[Records about charts and figures]
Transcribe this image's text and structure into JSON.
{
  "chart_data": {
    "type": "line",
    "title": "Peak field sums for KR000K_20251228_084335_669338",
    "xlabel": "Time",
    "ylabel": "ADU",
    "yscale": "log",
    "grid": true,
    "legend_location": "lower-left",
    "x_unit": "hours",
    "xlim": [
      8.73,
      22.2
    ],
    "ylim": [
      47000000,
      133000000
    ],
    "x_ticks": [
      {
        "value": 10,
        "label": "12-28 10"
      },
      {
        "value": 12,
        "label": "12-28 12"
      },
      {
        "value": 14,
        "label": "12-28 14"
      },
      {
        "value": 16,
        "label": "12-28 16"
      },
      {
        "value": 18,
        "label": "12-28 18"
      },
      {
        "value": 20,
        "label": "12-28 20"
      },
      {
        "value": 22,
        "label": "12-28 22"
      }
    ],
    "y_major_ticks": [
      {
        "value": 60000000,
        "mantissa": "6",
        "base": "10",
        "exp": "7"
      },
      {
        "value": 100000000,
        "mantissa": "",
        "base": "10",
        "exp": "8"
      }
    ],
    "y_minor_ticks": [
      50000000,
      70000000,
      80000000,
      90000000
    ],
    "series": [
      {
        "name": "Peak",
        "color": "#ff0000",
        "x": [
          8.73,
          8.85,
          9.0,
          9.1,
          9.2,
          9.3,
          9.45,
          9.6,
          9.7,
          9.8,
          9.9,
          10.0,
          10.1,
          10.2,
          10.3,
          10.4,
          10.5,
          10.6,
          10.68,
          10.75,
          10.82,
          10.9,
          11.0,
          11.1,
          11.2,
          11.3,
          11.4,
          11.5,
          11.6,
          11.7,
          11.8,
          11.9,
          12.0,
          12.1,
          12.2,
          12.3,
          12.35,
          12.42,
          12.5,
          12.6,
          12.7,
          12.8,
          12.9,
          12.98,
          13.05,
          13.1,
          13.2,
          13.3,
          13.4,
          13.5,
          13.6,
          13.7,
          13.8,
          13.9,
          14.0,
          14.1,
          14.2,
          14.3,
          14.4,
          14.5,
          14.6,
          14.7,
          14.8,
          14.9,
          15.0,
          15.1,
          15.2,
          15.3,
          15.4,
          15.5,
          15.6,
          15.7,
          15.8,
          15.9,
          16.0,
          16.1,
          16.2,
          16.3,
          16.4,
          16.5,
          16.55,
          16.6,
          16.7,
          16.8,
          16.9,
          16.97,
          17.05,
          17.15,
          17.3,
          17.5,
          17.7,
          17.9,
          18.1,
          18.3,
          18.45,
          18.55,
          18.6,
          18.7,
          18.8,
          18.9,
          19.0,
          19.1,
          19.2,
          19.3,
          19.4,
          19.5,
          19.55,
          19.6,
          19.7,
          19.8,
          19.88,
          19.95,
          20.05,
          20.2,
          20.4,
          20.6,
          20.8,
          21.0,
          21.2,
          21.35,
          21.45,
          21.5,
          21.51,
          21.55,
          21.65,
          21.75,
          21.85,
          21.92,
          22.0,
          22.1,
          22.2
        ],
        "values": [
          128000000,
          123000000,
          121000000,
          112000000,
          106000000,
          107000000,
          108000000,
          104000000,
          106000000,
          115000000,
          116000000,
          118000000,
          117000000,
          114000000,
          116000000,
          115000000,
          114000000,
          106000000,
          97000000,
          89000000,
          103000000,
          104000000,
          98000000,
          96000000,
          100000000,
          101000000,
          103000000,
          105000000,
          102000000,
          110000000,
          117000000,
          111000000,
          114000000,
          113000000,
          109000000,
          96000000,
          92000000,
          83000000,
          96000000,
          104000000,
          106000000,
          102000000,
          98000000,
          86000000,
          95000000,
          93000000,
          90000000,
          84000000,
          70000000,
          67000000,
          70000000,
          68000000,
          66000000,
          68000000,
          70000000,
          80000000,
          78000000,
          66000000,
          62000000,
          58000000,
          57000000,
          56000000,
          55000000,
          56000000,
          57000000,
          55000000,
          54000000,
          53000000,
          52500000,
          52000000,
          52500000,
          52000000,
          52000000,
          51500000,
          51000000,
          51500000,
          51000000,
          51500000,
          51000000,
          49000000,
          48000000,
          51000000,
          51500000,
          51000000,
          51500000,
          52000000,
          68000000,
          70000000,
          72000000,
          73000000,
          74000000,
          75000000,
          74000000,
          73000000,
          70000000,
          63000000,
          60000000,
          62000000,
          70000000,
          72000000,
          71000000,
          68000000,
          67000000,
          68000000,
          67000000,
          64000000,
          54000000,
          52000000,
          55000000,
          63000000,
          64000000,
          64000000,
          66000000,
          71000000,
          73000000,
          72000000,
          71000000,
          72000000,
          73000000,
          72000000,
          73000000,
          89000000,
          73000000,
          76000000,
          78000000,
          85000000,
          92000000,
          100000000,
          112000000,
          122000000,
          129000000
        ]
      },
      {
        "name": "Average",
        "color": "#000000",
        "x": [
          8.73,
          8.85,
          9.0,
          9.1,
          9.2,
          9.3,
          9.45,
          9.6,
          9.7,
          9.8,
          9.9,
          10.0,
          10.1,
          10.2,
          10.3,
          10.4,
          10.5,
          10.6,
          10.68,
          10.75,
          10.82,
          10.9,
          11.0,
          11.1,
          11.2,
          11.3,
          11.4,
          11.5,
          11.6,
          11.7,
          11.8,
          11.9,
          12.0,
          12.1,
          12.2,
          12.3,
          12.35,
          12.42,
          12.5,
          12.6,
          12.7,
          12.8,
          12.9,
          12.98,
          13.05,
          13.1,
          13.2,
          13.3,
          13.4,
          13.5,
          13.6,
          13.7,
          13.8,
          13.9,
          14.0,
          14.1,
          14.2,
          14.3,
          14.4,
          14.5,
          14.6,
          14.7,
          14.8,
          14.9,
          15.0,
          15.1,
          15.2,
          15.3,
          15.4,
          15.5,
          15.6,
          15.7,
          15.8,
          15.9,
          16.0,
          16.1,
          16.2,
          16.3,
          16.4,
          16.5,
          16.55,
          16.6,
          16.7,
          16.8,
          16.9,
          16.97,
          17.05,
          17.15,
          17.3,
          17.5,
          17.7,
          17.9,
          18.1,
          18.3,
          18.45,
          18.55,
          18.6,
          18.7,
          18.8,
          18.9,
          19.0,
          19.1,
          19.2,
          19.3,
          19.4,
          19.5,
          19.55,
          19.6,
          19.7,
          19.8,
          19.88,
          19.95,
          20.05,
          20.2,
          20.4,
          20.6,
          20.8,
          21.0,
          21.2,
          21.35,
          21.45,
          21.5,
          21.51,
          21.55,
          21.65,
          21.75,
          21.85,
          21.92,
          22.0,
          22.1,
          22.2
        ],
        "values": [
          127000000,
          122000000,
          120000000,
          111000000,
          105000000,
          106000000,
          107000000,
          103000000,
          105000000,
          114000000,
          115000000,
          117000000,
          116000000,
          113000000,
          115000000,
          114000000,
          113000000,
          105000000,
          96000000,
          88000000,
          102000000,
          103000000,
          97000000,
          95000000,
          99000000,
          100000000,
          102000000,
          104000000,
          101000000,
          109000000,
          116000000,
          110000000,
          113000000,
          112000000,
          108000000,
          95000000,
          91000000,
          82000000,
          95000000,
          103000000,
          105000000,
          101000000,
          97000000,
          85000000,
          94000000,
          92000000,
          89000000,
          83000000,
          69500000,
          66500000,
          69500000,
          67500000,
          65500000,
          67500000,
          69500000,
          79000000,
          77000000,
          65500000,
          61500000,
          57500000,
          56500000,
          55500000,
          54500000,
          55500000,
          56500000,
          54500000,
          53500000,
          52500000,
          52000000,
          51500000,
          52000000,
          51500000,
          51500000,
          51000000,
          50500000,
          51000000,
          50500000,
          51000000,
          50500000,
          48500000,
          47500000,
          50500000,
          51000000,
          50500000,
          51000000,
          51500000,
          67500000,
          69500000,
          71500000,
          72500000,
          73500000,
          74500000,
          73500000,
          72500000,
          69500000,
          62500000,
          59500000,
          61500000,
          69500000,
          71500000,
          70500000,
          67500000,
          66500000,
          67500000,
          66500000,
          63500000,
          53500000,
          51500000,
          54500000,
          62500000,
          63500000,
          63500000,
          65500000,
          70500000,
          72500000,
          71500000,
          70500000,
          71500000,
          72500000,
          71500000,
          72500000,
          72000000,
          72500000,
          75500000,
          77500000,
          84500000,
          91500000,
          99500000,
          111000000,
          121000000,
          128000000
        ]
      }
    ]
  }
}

PROMPT:
Copy out every line of the data that includes "Peak".

SOLUTION:
    "title": "Peak field sums for KR000K_20251228_084335_669338",
        "name": "Peak",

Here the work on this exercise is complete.